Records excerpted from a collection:
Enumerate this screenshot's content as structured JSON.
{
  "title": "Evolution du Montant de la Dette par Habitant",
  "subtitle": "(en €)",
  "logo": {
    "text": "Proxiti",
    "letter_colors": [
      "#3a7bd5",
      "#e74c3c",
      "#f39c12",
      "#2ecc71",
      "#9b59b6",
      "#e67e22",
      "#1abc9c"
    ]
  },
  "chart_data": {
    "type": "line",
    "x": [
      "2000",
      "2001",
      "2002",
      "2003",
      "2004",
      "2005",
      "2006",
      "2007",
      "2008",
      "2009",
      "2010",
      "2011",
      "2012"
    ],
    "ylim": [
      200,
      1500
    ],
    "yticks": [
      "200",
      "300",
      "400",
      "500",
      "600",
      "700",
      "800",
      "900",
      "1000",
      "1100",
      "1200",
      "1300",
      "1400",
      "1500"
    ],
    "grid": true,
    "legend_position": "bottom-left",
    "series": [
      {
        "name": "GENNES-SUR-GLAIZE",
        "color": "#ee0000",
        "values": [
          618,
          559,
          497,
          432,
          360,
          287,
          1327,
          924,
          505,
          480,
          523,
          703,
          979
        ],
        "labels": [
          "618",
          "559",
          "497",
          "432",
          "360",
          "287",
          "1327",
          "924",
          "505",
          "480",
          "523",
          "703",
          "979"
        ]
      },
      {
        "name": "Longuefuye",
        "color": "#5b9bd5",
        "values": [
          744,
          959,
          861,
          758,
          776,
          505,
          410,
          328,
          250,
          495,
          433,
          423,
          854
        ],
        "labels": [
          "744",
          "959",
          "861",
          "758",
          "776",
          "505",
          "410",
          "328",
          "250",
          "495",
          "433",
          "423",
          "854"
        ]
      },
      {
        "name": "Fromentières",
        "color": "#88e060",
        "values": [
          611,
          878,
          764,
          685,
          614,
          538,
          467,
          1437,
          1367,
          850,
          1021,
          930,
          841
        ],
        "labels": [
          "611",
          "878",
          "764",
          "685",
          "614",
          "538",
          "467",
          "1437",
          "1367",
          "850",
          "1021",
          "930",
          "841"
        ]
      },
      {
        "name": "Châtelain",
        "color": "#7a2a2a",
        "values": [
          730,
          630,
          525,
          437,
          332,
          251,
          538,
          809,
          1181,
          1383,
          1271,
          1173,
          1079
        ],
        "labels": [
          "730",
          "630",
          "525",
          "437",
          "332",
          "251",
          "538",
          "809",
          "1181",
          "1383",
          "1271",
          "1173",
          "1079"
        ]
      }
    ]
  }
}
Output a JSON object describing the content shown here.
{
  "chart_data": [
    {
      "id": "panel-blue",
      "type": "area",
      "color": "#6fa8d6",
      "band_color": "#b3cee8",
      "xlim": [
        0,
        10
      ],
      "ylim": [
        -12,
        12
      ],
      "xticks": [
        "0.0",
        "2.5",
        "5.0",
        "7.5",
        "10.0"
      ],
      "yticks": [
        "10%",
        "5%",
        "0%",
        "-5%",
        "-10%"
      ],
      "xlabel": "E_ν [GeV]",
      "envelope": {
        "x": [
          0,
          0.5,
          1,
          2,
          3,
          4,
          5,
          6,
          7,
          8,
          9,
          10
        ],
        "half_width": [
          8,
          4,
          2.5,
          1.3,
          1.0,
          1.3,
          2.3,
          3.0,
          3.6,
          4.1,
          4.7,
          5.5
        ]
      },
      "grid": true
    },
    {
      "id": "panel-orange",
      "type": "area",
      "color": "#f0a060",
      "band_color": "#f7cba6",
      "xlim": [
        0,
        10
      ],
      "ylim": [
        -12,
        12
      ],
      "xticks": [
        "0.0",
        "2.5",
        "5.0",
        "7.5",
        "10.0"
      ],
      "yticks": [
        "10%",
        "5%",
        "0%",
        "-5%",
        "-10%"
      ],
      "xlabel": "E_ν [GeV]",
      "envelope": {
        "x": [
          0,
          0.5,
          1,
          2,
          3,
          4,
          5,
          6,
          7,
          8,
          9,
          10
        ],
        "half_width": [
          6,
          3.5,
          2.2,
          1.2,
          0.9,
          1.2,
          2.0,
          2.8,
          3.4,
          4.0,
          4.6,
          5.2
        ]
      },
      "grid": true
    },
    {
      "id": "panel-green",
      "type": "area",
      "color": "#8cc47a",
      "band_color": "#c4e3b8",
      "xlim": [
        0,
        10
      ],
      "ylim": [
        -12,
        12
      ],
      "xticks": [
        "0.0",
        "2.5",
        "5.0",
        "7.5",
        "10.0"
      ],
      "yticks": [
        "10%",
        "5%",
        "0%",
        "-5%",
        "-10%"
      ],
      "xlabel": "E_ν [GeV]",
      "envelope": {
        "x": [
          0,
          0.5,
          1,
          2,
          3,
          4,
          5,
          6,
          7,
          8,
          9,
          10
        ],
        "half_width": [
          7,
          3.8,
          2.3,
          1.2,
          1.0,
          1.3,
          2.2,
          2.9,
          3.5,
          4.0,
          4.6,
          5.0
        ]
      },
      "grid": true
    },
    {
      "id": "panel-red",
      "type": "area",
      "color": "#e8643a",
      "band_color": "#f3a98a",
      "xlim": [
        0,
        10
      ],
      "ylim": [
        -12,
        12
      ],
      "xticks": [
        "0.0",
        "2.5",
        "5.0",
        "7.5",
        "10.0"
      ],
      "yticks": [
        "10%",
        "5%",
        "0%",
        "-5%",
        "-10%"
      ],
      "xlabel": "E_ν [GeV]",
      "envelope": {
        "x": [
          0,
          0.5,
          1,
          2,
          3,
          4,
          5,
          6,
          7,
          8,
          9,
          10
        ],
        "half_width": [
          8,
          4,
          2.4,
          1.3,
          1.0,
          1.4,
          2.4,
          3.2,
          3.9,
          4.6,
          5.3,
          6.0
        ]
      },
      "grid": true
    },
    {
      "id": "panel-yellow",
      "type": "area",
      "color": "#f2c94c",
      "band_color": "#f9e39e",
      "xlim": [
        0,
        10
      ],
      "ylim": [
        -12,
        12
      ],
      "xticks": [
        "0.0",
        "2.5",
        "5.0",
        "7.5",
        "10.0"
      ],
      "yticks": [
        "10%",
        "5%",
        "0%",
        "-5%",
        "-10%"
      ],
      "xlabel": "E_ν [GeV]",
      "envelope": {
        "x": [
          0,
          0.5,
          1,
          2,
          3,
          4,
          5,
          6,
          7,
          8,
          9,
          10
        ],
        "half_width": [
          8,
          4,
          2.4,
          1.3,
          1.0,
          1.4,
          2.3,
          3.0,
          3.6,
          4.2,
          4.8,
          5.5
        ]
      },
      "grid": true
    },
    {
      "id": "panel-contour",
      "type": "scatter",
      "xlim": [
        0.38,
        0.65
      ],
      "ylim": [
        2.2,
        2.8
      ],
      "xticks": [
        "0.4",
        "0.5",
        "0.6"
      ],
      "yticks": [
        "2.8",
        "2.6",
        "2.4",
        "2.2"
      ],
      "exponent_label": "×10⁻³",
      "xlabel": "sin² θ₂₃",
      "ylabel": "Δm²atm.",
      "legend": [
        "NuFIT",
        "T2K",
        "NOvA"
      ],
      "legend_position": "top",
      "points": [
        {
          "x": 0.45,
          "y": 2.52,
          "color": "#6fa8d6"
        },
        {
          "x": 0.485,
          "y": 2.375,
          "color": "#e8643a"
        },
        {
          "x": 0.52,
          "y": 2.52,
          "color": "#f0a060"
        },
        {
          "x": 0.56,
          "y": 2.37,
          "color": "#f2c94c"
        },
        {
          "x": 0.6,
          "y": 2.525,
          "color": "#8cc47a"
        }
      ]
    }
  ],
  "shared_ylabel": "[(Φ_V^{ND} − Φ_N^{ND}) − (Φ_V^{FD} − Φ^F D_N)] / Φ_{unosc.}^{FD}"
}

Problem to work on: Using the data above, return each line exactly as written.

Output for this exercise:
Enumerate this screenshot's content as structured JSON.
{
  "title": "Evolution du Montant de la Dette par Habitant",
  "subtitle": "(en €)",
  "logo": {
    "text": "Proxiti",
    "letter_colors": [
      "#3a7bd5",
      "#e74c3c",
      "#f39c12",
      "#2ecc71",
      "#9b59b6",
      "#e67e22",
      "#1abc9c"
    ]
  },
  "chart_data": {
    "type": "line",
    "x": [
      "2000",
      "2001",
      "2002",
      "2003",
      "2004",
      "2005",
      "2006",
      "2007",
      "2008",
      "2009",
      "2010",
      "2011",
      "2012"
    ],
    "ylim": [
      200,
      1500
    ],
    "yticks": [
      "200",
      "300",
      "400",
      "500",
      "600",
      "700",
      "800",
      "900",
      "1000",
      "1100",
      "1200",
      "1300",
      "1400",
      "1500"
    ],
    "grid": true,
    "legend_position": "bottom-left",
    "series": [
      {
        "name": "GENNES-SUR-GLAIZE",
        "color": "#ee0000",
        "values": [
          618,
          559,
          497,
          432,
          360,
          287,
          1327,
          924,
          505,
          480,
          523,
          703,
          979
        ],
        "labels": [
          "618",
          "559",
          "497",
          "432",
          "360",
          "287",
          "1327",
          "924",
          "505",
          "480",
          "523",
          "703",
          "979"
        ]
      },
      {
        "name": "Longuefuye",
        "color": "#5b9bd5",
        "values": [
          744,
          959,
          861,
          758,
          776,
          505,
          410,
          328,
          250,
          495,
          433,
          423,
          854
        ],
        "labels": [
          "744",
          "959",
          "861",
          "758",
          "776",
          "505",
          "410",
          "328",
          "250",
          "495",
          "433",
          "423",
          "854"
        ]
      },
      {
        "name": "Fromentières",
        "color": "#88e060",
        "values": [
          611,
          878,
          764,
          685,
          614,
          538,
          467,
          1437,
          1367,
          850,
          1021,
          930,
          841
        ],
        "labels": [
          "611",
          "878",
          "764",
          "685",
          "614",
          "538",
          "467",
          "1437",
          "1367",
          "850",
          "1021",
          "930",
          "841"
        ]
      },
      {
        "name": "Châtelain",
        "color": "#7a2a2a",
        "values": [
          730,
          630,
          525,
          437,
          332,
          251,
          538,
          809,
          1181,
          1383,
          1271,
          1173,
          1079
        ],
        "labels": [
          "730",
          "630",
          "525",
          "437",
          "332",
          "251",
          "538",
          "809",
          "1181",
          "1383",
          "1271",
          "1173",
          "1079"
        ]
      }
    ]
  }
}
Output a JSON object describing the content shown here.
{
  "chart_data": [
    {
      "id": "panel-blue",
      "type": "area",
      "color": "#6fa8d6",
      "band_color": "#b3cee8",
      "xlim": [
        0,
        10
      ],
      "ylim": [
        -12,
        12
      ],
      "xticks": [
        "0.0",
        "2.5",
        "5.0",
        "7.5",
        "10.0"
      ],
      "yticks": [
        "10%",
        "5%",
        "0%",
        "-5%",
        "-10%"
      ],
      "xlabel": "E_ν [GeV]",
      "envelope": {
        "x": [
          0,
          0.5,
          1,
          2,
          3,
          4,
          5,
          6,
          7,
          8,
          9,
          10
        ],
        "half_width": [
          8,
          4,
          2.5,
          1.3,
          1.0,
          1.3,
          2.3,
          3.0,
          3.6,
          4.1,
          4.7,
          5.5
        ]
      },
      "grid": true
    },
    {
      "id": "panel-orange",
      "type": "area",
      "color": "#f0a060",
      "band_color": "#f7cba6",
      "xlim": [
        0,
        10
      ],
      "ylim": [
        -12,
        12
      ],
      "xticks": [
        "0.0",
        "2.5",
        "5.0",
        "7.5",
        "10.0"
      ],
      "yticks": [
        "10%",
        "5%",
        "0%",
        "-5%",
        "-10%"
      ],
      "xlabel": "E_ν [GeV]",
      "envelope": {
        "x": [
          0,
          0.5,
          1,
          2,
          3,
          4,
          5,
          6,
          7,
          8,
          9,
          10
        ],
        "half_width": [
          6,
          3.5,
          2.2,
          1.2,
          0.9,
          1.2,
          2.0,
          2.8,
          3.4,
          4.0,
          4.6,
          5.2
        ]
      },
      "grid": true
    },
    {
      "id": "panel-green",
      "type": "area",
      "color": "#8cc47a",
      "band_color": "#c4e3b8",
      "xlim": [
        0,
        10
      ],
      "ylim": [
        -12,
        12
      ],
      "xticks": [
        "0.0",
        "2.5",
        "5.0",
        "7.5",
        "10.0"
      ],
      "yticks": [
        "10%",
        "5%",
        "0%",
        "-5%",
        "-10%"
      ],
      "xlabel": "E_ν [GeV]",
      "envelope": {
        "x": [
          0,
          0.5,
          1,
          2,
          3,
          4,
          5,
          6,
          7,
          8,
          9,
          10
        ],
        "half_width": [
          7,
          3.8,
          2.3,
          1.2,
          1.0,
          1.3,
          2.2,
          2.9,
          3.5,
          4.0,
          4.6,
          5.0
        ]
      },
      "grid": true
    },
    {
      "id": "panel-red",
      "type": "area",
      "color": "#e8643a",
      "band_color": "#f3a98a",
      "xlim": [
        0,
        10
      ],
      "ylim": [
        -12,
        12
      ],
      "xticks": [
        "0.0",
        "2.5",
        "5.0",
        "7.5",
        "10.0"
      ],
      "yticks": [
        "10%",
        "5%",
        "0%",
        "-5%",
        "-10%"
      ],
      "xlabel": "E_ν [GeV]",
      "envelope": {
        "x": [
          0,
          0.5,
          1,
          2,
          3,
          4,
          5,
          6,
          7,
          8,
          9,
          10
        ],
        "half_width": [
          8,
          4,
          2.4,
          1.3,
          1.0,
          1.4,
          2.4,
          3.2,
          3.9,
          4.6,
          5.3,
          6.0
        ]
      },
      "grid": true
    },
    {
      "id": "panel-yellow",
      "type": "area",
      "color": "#f2c94c",
      "band_color": "#f9e39e",
      "xlim": [
        0,
        10
      ],
      "ylim": [
        -12,
        12
      ],
      "xticks": [
        "0.0",
        "2.5",
        "5.0",
        "7.5",
        "10.0"
      ],
      "yticks": [
        "10%",
        "5%",
        "0%",
        "-5%",
        "-10%"
      ],
      "xlabel": "E_ν [GeV]",
      "envelope": {
        "x": [
          0,
          0.5,
          1,
          2,
          3,
          4,
          5,
          6,
          7,
          8,
          9,
          10
        ],
        "half_width": [
          8,
          4,
          2.4,
          1.3,
          1.0,
          1.4,
          2.3,
          3.0,
          3.6,
          4.2,
          4.8,
          5.5
        ]
      },
      "grid": true
    },
    {
      "id": "panel-contour",
      "type": "scatter",
      "xlim": [
        0.38,
        0.65
      ],
      "ylim": [
        2.2,
        2.8
      ],
      "xticks": [
        "0.4",
        "0.5",
        "0.6"
      ],
      "yticks": [
        "2.8",
        "2.6",
        "2.4",
        "2.2"
      ],
      "exponent_label": "×10⁻³",
      "xlabel": "sin² θ₂₃",
      "ylabel": "Δm²atm.",
      "legend": [
        "NuFIT",
        "T2K",
        "NOvA"
      ],
      "legend_position": "top",
      "points": [
        {
          "x": 0.45,
          "y": 2.52,
          "color": "#6fa8d6"
        },
        {
          "x": 0.485,
          "y": 2.375,
          "color": "#e8643a"
        },
        {
          "x": 0.52,
          "y": 2.52,
          "color": "#f0a060"
        },
        {
          "x": 0.56,
          "y": 2.37,
          "color": "#f2c94c"
        },
        {
          "x": 0.6,
          "y": 2.525,
          "color": "#8cc47a"
        }
      ]
    }
  ],
  "shared_ylabel": "[(Φ_V^{ND} − Φ_N^{ND}) − (Φ_V^{FD} − Φ^F D_N)] / Φ_{unosc.}^{FD}"
}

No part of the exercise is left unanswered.